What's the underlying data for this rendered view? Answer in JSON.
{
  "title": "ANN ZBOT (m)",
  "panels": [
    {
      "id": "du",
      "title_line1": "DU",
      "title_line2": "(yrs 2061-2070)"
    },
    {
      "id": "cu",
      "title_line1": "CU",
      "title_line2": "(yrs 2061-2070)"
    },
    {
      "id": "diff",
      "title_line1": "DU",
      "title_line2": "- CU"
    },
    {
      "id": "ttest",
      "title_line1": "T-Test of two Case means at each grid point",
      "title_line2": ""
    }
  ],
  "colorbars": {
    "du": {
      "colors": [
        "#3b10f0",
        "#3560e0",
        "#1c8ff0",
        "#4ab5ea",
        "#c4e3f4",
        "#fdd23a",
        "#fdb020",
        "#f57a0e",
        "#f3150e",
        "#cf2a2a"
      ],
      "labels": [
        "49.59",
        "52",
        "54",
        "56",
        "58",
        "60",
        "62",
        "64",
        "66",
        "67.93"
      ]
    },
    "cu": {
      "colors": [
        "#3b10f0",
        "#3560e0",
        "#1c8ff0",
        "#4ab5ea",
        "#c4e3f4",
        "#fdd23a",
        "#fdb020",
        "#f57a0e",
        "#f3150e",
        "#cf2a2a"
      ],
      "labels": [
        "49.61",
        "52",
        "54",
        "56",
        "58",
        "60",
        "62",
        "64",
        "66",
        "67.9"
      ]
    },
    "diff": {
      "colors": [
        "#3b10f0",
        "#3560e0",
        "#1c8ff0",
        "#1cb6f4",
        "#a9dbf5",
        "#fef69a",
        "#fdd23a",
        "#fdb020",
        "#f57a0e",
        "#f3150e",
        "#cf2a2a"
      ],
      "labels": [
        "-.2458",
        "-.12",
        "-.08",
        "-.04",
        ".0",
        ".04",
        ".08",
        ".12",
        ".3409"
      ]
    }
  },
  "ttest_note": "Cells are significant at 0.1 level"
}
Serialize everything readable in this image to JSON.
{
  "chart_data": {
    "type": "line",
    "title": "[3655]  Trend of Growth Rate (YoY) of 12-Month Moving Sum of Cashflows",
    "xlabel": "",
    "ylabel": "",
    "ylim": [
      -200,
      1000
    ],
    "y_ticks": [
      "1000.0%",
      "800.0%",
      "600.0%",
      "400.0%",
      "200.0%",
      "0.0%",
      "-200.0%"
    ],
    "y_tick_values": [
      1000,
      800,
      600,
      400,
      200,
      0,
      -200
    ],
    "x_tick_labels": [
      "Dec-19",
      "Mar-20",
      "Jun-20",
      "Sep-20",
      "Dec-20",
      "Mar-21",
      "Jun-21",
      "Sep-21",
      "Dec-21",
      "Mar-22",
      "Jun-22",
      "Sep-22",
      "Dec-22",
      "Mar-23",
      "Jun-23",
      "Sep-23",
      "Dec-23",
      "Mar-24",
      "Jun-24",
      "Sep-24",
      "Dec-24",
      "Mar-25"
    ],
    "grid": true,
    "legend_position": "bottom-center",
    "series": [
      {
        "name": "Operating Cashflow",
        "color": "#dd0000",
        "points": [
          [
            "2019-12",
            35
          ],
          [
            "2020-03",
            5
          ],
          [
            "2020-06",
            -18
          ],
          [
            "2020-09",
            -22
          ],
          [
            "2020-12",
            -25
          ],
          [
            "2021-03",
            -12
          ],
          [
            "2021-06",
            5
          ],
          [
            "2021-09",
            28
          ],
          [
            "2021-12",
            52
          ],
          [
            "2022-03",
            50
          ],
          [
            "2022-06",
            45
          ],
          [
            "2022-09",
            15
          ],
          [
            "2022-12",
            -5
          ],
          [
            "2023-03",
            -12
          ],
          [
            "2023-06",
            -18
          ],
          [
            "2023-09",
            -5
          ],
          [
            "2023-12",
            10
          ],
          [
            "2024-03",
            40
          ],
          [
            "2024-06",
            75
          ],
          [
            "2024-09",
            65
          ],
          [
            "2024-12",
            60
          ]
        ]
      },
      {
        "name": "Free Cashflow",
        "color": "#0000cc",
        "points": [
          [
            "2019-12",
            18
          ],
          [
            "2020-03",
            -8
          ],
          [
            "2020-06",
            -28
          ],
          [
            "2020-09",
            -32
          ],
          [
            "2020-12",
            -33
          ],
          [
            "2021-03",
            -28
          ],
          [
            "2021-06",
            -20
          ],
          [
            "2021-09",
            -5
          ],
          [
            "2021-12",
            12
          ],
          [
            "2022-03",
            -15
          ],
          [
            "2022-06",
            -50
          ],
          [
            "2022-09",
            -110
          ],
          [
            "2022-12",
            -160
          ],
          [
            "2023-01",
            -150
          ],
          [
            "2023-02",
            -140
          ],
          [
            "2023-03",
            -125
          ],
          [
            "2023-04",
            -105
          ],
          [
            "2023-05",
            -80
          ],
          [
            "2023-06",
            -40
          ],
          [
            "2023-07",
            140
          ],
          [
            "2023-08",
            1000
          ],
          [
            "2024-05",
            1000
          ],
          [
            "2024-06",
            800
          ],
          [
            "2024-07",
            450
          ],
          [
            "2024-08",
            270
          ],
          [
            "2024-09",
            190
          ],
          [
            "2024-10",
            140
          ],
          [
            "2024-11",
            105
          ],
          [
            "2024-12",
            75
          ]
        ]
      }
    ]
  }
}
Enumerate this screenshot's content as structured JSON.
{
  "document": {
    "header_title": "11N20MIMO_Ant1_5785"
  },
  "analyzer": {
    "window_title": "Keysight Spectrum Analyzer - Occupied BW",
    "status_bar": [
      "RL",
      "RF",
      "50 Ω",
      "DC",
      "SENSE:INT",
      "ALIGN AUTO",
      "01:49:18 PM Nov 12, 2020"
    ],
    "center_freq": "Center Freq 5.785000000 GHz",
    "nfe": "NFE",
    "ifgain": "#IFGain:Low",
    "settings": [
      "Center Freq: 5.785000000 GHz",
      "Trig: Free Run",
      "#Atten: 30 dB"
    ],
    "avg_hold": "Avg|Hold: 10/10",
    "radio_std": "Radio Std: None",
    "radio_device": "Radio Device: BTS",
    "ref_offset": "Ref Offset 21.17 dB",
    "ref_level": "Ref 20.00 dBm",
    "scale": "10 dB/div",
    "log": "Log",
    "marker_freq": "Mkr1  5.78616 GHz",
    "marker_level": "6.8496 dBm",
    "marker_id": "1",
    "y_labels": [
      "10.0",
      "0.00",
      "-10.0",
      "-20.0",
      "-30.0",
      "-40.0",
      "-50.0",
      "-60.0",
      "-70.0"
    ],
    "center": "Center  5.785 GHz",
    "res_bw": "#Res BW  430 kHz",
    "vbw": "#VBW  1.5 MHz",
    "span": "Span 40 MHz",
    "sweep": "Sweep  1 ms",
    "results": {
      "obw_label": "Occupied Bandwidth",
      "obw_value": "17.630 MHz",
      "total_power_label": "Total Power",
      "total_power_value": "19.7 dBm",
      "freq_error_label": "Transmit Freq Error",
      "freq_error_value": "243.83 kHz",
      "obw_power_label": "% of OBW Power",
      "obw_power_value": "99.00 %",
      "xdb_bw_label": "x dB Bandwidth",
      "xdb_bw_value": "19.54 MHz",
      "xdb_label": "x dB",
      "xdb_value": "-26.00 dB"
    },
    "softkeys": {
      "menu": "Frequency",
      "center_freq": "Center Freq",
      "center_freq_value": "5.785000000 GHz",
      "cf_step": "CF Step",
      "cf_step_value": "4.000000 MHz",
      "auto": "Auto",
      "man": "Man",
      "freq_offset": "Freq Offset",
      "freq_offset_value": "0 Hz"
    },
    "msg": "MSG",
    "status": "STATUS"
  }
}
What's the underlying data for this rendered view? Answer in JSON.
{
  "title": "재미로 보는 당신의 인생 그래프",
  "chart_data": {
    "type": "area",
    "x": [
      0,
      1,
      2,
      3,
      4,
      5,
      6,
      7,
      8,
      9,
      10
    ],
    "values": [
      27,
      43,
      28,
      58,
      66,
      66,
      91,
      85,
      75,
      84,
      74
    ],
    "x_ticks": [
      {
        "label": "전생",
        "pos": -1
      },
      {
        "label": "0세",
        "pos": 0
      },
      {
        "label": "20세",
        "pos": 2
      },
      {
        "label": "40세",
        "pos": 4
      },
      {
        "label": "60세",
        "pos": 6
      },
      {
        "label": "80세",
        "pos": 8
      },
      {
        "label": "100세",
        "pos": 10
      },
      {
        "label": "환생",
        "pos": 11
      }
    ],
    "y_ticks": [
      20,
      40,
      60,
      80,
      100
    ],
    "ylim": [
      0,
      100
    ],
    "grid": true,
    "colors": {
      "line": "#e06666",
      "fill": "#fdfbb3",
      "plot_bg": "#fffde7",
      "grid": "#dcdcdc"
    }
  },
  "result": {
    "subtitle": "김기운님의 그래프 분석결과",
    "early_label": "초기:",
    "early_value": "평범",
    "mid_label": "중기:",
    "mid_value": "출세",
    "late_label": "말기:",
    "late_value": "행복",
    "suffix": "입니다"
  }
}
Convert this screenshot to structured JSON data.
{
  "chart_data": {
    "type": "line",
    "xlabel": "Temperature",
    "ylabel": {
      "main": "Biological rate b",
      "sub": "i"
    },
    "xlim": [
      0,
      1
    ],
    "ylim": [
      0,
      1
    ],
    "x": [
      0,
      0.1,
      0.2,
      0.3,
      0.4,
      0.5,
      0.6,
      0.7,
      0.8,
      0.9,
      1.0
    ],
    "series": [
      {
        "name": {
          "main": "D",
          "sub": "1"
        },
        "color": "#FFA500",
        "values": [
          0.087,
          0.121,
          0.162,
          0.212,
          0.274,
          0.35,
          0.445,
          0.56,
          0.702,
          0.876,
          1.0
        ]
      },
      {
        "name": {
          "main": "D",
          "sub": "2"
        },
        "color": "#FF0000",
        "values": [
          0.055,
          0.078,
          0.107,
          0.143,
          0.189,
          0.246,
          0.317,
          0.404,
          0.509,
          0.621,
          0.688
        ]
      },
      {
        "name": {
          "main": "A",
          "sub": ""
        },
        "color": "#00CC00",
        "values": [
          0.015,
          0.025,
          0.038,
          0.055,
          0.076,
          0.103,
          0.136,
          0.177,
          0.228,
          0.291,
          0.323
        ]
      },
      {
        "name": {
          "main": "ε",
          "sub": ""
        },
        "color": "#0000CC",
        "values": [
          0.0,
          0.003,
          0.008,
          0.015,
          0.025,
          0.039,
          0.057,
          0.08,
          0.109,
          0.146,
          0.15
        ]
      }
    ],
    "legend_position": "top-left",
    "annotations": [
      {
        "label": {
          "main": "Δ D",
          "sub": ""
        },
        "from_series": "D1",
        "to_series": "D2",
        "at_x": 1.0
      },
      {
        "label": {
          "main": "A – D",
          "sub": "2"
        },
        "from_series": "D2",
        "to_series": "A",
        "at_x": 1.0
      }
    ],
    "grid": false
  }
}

########

» **Problem description**
Return each line that includes "this".

» **The reply**
What's the underlying data for this rendered view? Answer in JSON.
Serialize everything readable in this image to JSON.
Enumerate this screenshot's content as structured JSON.
What's the underlying data for this rendered view? Answer in JSON.
Convert this screenshot to structured JSON data.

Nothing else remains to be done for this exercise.